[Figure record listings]
____________________

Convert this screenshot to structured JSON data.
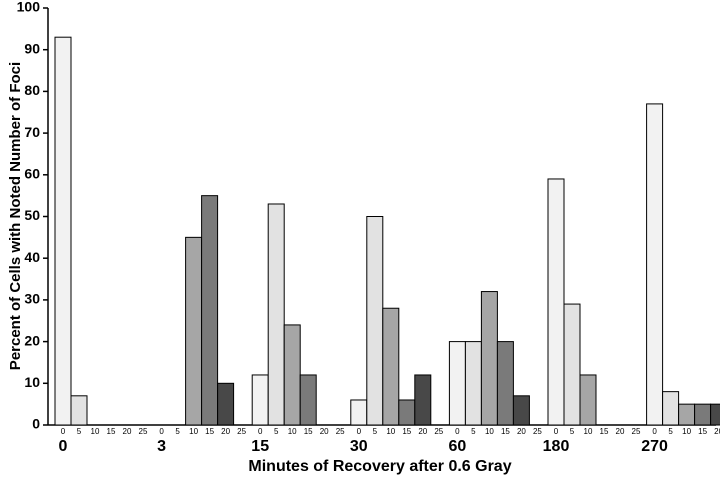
{
  "chart_data": {
    "type": "bar",
    "x_label": "Minutes of Recovery after 0.6 Gray",
    "y_label": "Percent of Cells with Noted Number of Foci",
    "categories": [
      "0",
      "3",
      "15",
      "30",
      "60",
      "180",
      "270"
    ],
    "series": [
      {
        "name": "0",
        "color": "#f2f2f2",
        "values": [
          93,
          0,
          12,
          6,
          20,
          59,
          77
        ]
      },
      {
        "name": "5",
        "color": "#e2e2e2",
        "values": [
          7,
          0,
          53,
          50,
          20,
          29,
          8
        ]
      },
      {
        "name": "10",
        "color": "#a6a6a6",
        "values": [
          0,
          45,
          24,
          28,
          32,
          12,
          5
        ]
      },
      {
        "name": "15",
        "color": "#7a7a7a",
        "values": [
          0,
          55,
          12,
          6,
          20,
          0,
          5
        ]
      },
      {
        "name": "20",
        "color": "#484848",
        "values": [
          0,
          10,
          0,
          12,
          7,
          0,
          5
        ]
      },
      {
        "name": "25",
        "color": "#1a1a1a",
        "values": [
          0,
          0,
          0,
          0,
          0,
          0,
          0
        ]
      }
    ],
    "ylim": [
      0,
      100
    ],
    "yticks": [
      0,
      10,
      20,
      30,
      40,
      50,
      60,
      70,
      80,
      90,
      100
    ]
  }
}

____________________

Write out the data exactly, but not its pictures.

#### Output of the exercise:
Convert this screenshot to structured JSON data.
{
  "chart_data": {
    "type": "bar",
    "x_label": "Minutes of Recovery after 0.6 Gray",
    "y_label": "Percent of Cells with Noted Number of Foci",
    "categories": [
      "0",
      "3",
      "15",
      "30",
      "60",
      "180",
      "270"
    ],
    "series": [
      {
        "name": "0",
        "color": "#f2f2f2",
        "values": [
          93,
          0,
          12,
          6,
          20,
          59,
          77
        ]
      },
      {
        "name": "5",
        "color": "#e2e2e2",
        "values": [
          7,
          0,
          53,
          50,
          20,
          29,
          8
        ]
      },
      {
        "name": "10",
        "color": "#a6a6a6",
        "values": [
          0,
          45,
          24,
          28,
          32,
          12,
          5
        ]
      },
      {
        "name": "15",
        "color": "#7a7a7a",
        "values": [
          0,
          55,
          12,
          6,
          20,
          0,
          5
        ]
      },
      {
        "name": "20",
        "color": "#484848",
        "values": [
          0,
          10,
          0,
          12,
          7,
          0,
          5
        ]
      },
      {
        "name": "25",
        "color": "#1a1a1a",
        "values": [
          0,
          0,
          0,
          0,
          0,
          0,
          0
        ]
      }
    ],
    "ylim": [
      0,
      100
    ],
    "yticks": [
      0,
      10,
      20,
      30,
      40,
      50,
      60,
      70,
      80,
      90,
      100
    ]
  }
}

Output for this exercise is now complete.